Find every line containing the word "about" in the records below; report only how many there are.

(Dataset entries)
————————
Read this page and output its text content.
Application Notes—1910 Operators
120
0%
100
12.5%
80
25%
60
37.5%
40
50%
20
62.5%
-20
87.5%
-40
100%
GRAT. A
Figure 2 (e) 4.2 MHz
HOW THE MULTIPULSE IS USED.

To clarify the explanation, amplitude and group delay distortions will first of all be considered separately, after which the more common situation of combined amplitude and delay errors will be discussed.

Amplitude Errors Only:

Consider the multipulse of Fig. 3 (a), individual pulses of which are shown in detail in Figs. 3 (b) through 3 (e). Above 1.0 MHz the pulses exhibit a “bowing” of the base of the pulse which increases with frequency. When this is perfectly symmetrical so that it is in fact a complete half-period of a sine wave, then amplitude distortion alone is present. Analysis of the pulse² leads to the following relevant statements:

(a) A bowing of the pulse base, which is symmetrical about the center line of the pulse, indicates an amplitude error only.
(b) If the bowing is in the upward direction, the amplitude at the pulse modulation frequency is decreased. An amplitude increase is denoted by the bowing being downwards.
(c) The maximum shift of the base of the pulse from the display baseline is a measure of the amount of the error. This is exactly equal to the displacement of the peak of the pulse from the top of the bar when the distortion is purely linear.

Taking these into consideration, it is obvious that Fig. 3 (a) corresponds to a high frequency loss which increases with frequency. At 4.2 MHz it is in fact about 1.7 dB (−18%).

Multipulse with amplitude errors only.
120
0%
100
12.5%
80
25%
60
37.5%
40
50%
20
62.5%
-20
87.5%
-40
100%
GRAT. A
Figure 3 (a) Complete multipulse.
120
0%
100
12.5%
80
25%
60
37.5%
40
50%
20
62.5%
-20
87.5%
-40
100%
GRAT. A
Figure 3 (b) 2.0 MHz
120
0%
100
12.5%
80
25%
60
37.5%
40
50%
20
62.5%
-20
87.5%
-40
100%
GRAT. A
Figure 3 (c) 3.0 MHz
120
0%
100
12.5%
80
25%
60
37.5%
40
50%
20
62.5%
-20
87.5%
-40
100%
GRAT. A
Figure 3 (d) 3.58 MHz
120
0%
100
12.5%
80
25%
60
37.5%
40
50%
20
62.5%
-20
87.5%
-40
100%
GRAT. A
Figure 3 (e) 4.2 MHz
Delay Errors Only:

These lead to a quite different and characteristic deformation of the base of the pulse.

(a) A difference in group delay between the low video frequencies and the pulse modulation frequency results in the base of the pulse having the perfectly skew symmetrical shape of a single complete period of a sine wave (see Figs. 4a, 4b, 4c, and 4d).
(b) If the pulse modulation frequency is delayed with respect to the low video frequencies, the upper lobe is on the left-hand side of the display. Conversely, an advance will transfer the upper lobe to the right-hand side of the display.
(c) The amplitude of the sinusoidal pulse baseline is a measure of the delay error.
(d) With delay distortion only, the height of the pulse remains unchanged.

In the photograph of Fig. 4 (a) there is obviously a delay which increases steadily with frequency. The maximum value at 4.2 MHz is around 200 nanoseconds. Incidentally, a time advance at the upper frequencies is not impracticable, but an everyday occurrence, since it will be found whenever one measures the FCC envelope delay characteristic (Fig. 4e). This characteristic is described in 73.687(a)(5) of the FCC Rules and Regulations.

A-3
————————
▶ _SOLUTION TO THIS TASK_:
2